_Task to carry out_
Leave out the pictures and transcribe everything else exactly.

_Records to use_
_ _ _ _ _ _ _

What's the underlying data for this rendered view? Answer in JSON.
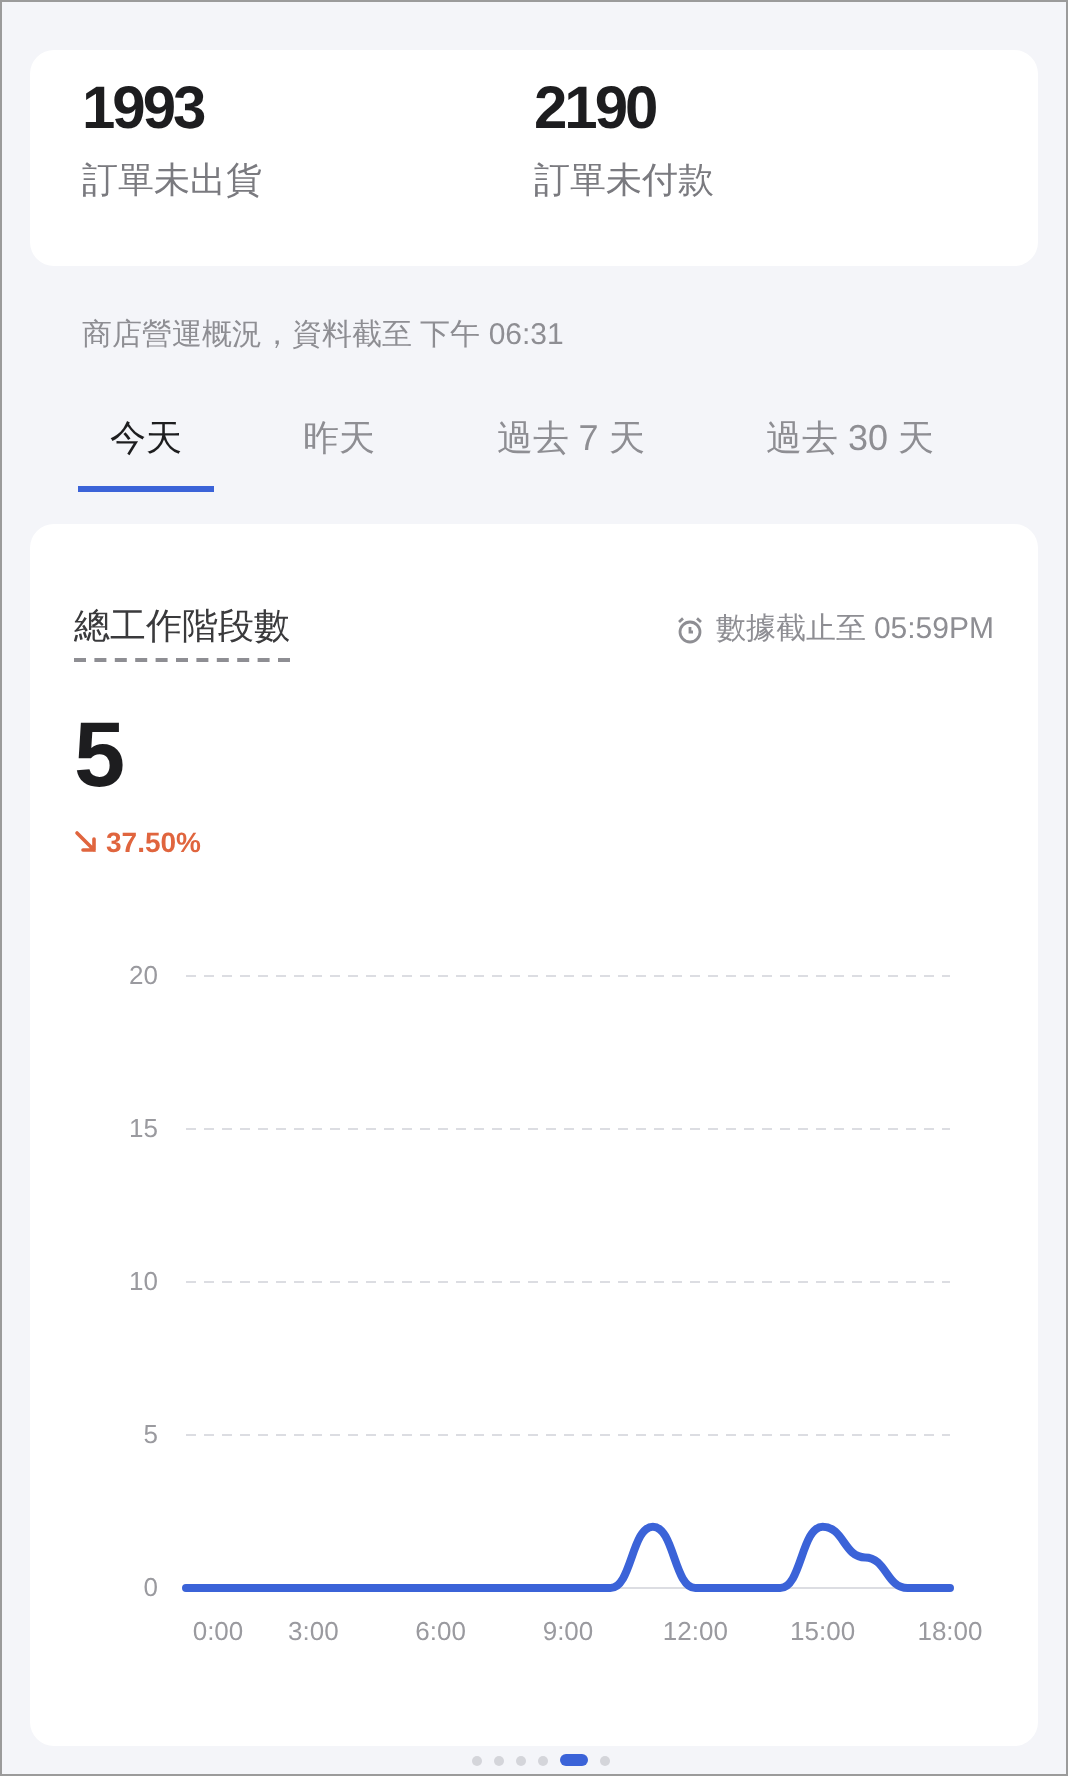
{
  "summary": [
    {
      "value": "1993",
      "label": "訂單未出貨"
    },
    {
      "value": "2190",
      "label": "訂單未付款"
    }
  ],
  "overview_note": "商店營運概況，資料截至 下午 06:31",
  "tabs": [
    {
      "label": "今天",
      "selected": true
    },
    {
      "label": "昨天",
      "selected": false
    },
    {
      "label": "過去 7 天",
      "selected": false
    },
    {
      "label": "過去 30 天",
      "selected": false
    }
  ],
  "metric": {
    "title": "總工作階段數",
    "updated": "數據截止至 05:59PM",
    "value": "5",
    "change": "37.50%",
    "falling": true,
    "chart_data": {
      "type": "line",
      "x": [
        0,
        1,
        2,
        3,
        4,
        5,
        6,
        7,
        8,
        9,
        10,
        11,
        12,
        13,
        14,
        15,
        16,
        17,
        18
      ],
      "grid": true,
      "series": [
        {
          "color": "#3b63d8",
          "values": [
            0,
            0,
            0,
            0,
            0,
            0,
            0,
            0,
            0,
            0,
            0,
            2,
            0,
            0,
            0,
            2,
            1,
            0,
            0
          ]
        }
      ],
      "xlim": [
        0,
        18
      ],
      "ylim": [
        0,
        20
      ],
      "yticks": [
        0,
        5,
        10,
        15,
        20
      ],
      "xticks": [
        {
          "value": 0,
          "label": "0:00"
        },
        {
          "value": 3,
          "label": "3:00"
        },
        {
          "value": 6,
          "label": "6:00"
        },
        {
          "value": 9,
          "label": "9:00"
        },
        {
          "value": 12,
          "label": "12:00"
        },
        {
          "value": 15,
          "label": "15:00"
        },
        {
          "value": 18,
          "label": "18:00"
        }
      ]
    }
  },
  "pager": [
    {
      "selected": false
    },
    {
      "selected": false
    },
    {
      "selected": false
    },
    {
      "selected": false
    },
    {
      "selected": true
    },
    {
      "selected": false
    }
  ]
}
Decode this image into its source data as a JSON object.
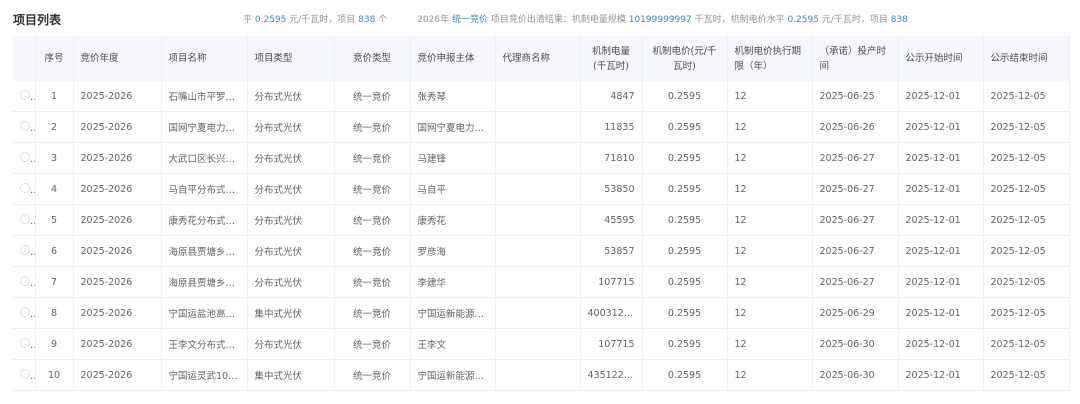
{
  "title": "项目列表",
  "summary": {
    "p1": "平 ",
    "v1": "0.2595",
    "p2": " 元/千瓦时，项目 ",
    "v2": "838",
    "p3": " 个",
    "p4": "2026年 ",
    "v3": "统一竞价",
    "p5": " 项目竞价出清结果：机制电量规模 ",
    "v4": "10199999997",
    "p6": " 千瓦时，机制电价水平 ",
    "v5": "0.2595",
    "p7": " 元/千瓦时，项目 ",
    "v6": "838"
  },
  "columns": [
    "",
    "序号",
    "竞价年度",
    "项目名称",
    "项目类型",
    "竞价类型",
    "竞价申报主体",
    "代理商名称",
    "机制电量(千瓦时)",
    "机制电价(元/千瓦时)",
    "机制电价执行期限（年）",
    "（承诺）投产时间",
    "公示开始时间",
    "公示结束时间"
  ],
  "rows": [
    [
      "1",
      "2025-2026",
      "石嘴山市平罗…",
      "分布式光伏",
      "统一竞价",
      "张秀琴",
      "",
      "4847",
      "0.2595",
      "12",
      "2025-06-25",
      "2025-12-01",
      "2025-12-05"
    ],
    [
      "2",
      "2025-2026",
      "国网宁夏电力…",
      "分布式光伏",
      "统一竞价",
      "国网宁夏电力…",
      "",
      "11835",
      "0.2595",
      "12",
      "2025-06-26",
      "2025-12-01",
      "2025-12-05"
    ],
    [
      "3",
      "2025-2026",
      "大武口区长兴…",
      "分布式光伏",
      "统一竞价",
      "马建锋",
      "",
      "71810",
      "0.2595",
      "12",
      "2025-06-27",
      "2025-12-01",
      "2025-12-05"
    ],
    [
      "4",
      "2025-2026",
      "马自平分布式…",
      "分布式光伏",
      "统一竞价",
      "马自平",
      "",
      "53850",
      "0.2595",
      "12",
      "2025-06-27",
      "2025-12-01",
      "2025-12-05"
    ],
    [
      "5",
      "2025-2026",
      "康秀花分布式…",
      "分布式光伏",
      "统一竞价",
      "康秀花",
      "",
      "45595",
      "0.2595",
      "12",
      "2025-06-27",
      "2025-12-01",
      "2025-12-05"
    ],
    [
      "6",
      "2025-2026",
      "海原县贾塘乡…",
      "分布式光伏",
      "统一竞价",
      "罗彦海",
      "",
      "53857",
      "0.2595",
      "12",
      "2025-06-27",
      "2025-12-01",
      "2025-12-05"
    ],
    [
      "7",
      "2025-2026",
      "海原县贾塘乡…",
      "分布式光伏",
      "统一竞价",
      "李建华",
      "",
      "107715",
      "0.2595",
      "12",
      "2025-06-27",
      "2025-12-01",
      "2025-12-05"
    ],
    [
      "8",
      "2025-2026",
      "宁国运盐池高…",
      "集中式光伏",
      "统一竞价",
      "宁国运新能源(…",
      "",
      "400312420",
      "0.2595",
      "12",
      "2025-06-29",
      "2025-12-01",
      "2025-12-05"
    ],
    [
      "9",
      "2025-2026",
      "王李文分布式…",
      "分布式光伏",
      "统一竞价",
      "王李文",
      "",
      "107715",
      "0.2595",
      "12",
      "2025-06-30",
      "2025-12-01",
      "2025-12-05"
    ],
    [
      "10",
      "2025-2026",
      "宁国运灵武100…",
      "集中式光伏",
      "统一竞价",
      "宁国运新能源…",
      "",
      "435122196",
      "0.2595",
      "12",
      "2025-06-30",
      "2025-12-01",
      "2025-12-05"
    ]
  ]
}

_ _ _ _ _ _ _

_Exercise output_
What's the underlying data for this rendered view? Answer in JSON.
{
  "summary": [
    {
      "value": "1993",
      "label": "訂單未出貨"
    },
    {
      "value": "2190",
      "label": "訂單未付款"
    }
  ],
  "overview_note": "商店營運概況，資料截至 下午 06:31",
  "tabs": [
    {
      "label": "今天",
      "selected": true
    },
    {
      "label": "昨天",
      "selected": false
    },
    {
      "label": "過去 7 天",
      "selected": false
    },
    {
      "label": "過去 30 天",
      "selected": false
    }
  ],
  "metric": {
    "title": "總工作階段數",
    "updated": "數據截止至 05:59PM",
    "value": "5",
    "change": "37.50%",
    "falling": true,
    "chart_data": {
      "type": "line",
      "x": [
        0,
        1,
        2,
        3,
        4,
        5,
        6,
        7,
        8,
        9,
        10,
        11,
        12,
        13,
        14,
        15,
        16,
        17,
        18
      ],
      "grid": true,
      "series": [
        {
          "color": "#3b63d8",
          "values": [
            0,
            0,
            0,
            0,
            0,
            0,
            0,
            0,
            0,
            0,
            0,
            2,
            0,
            0,
            0,
            2,
            1,
            0,
            0
          ]
        }
      ],
      "xlim": [
        0,
        18
      ],
      "ylim": [
        0,
        20
      ],
      "yticks": [
        0,
        5,
        10,
        15,
        20
      ],
      "xticks": [
        {
          "value": 0,
          "label": "0:00"
        },
        {
          "value": 3,
          "label": "3:00"
        },
        {
          "value": 6,
          "label": "6:00"
        },
        {
          "value": 9,
          "label": "9:00"
        },
        {
          "value": 12,
          "label": "12:00"
        },
        {
          "value": 15,
          "label": "15:00"
        },
        {
          "value": 18,
          "label": "18:00"
        }
      ]
    }
  },
  "pager": [
    {
      "selected": false
    },
    {
      "selected": false
    },
    {
      "selected": false
    },
    {
      "selected": false
    },
    {
      "selected": true
    },
    {
      "selected": false
    }
  ]
}
Decode this image into its source data as a JSON object.
{
  "title": "项目列表",
  "summary": {
    "p1": "平 ",
    "v1": "0.2595",
    "p2": " 元/千瓦时，项目 ",
    "v2": "838",
    "p3": " 个",
    "p4": "2026年 ",
    "v3": "统一竞价",
    "p5": " 项目竞价出清结果：机制电量规模 ",
    "v4": "10199999997",
    "p6": " 千瓦时，机制电价水平 ",
    "v5": "0.2595",
    "p7": " 元/千瓦时，项目 ",
    "v6": "838"
  },
  "columns": [
    "",
    "序号",
    "竞价年度",
    "项目名称",
    "项目类型",
    "竞价类型",
    "竞价申报主体",
    "代理商名称",
    "机制电量(千瓦时)",
    "机制电价(元/千瓦时)",
    "机制电价执行期限（年）",
    "（承诺）投产时间",
    "公示开始时间",
    "公示结束时间"
  ],
  "rows": [
    [
      "1",
      "2025-2026",
      "石嘴山市平罗…",
      "分布式光伏",
      "统一竞价",
      "张秀琴",
      "",
      "4847",
      "0.2595",
      "12",
      "2025-06-25",
      "2025-12-01",
      "2025-12-05"
    ],
    [
      "2",
      "2025-2026",
      "国网宁夏电力…",
      "分布式光伏",
      "统一竞价",
      "国网宁夏电力…",
      "",
      "11835",
      "0.2595",
      "12",
      "2025-06-26",
      "2025-12-01",
      "2025-12-05"
    ],
    [
      "3",
      "2025-2026",
      "大武口区长兴…",
      "分布式光伏",
      "统一竞价",
      "马建锋",
      "",
      "71810",
      "0.2595",
      "12",
      "2025-06-27",
      "2025-12-01",
      "2025-12-05"
    ],
    [
      "4",
      "2025-2026",
      "马自平分布式…",
      "分布式光伏",
      "统一竞价",
      "马自平",
      "",
      "53850",
      "0.2595",
      "12",
      "2025-06-27",
      "2025-12-01",
      "2025-12-05"
    ],
    [
      "5",
      "2025-2026",
      "康秀花分布式…",
      "分布式光伏",
      "统一竞价",
      "康秀花",
      "",
      "45595",
      "0.2595",
      "12",
      "2025-06-27",
      "2025-12-01",
      "2025-12-05"
    ],
    [
      "6",
      "2025-2026",
      "海原县贾塘乡…",
      "分布式光伏",
      "统一竞价",
      "罗彦海",
      "",
      "53857",
      "0.2595",
      "12",
      "2025-06-27",
      "2025-12-01",
      "2025-12-05"
    ],
    [
      "7",
      "2025-2026",
      "海原县贾塘乡…",
      "分布式光伏",
      "统一竞价",
      "李建华",
      "",
      "107715",
      "0.2595",
      "12",
      "2025-06-27",
      "2025-12-01",
      "2025-12-05"
    ],
    [
      "8",
      "2025-2026",
      "宁国运盐池高…",
      "集中式光伏",
      "统一竞价",
      "宁国运新能源(…",
      "",
      "400312420",
      "0.2595",
      "12",
      "2025-06-29",
      "2025-12-01",
      "2025-12-05"
    ],
    [
      "9",
      "2025-2026",
      "王李文分布式…",
      "分布式光伏",
      "统一竞价",
      "王李文",
      "",
      "107715",
      "0.2595",
      "12",
      "2025-06-30",
      "2025-12-01",
      "2025-12-05"
    ],
    [
      "10",
      "2025-2026",
      "宁国运灵武100…",
      "集中式光伏",
      "统一竞价",
      "宁国运新能源…",
      "",
      "435122196",
      "0.2595",
      "12",
      "2025-06-30",
      "2025-12-01",
      "2025-12-05"
    ]
  ]
}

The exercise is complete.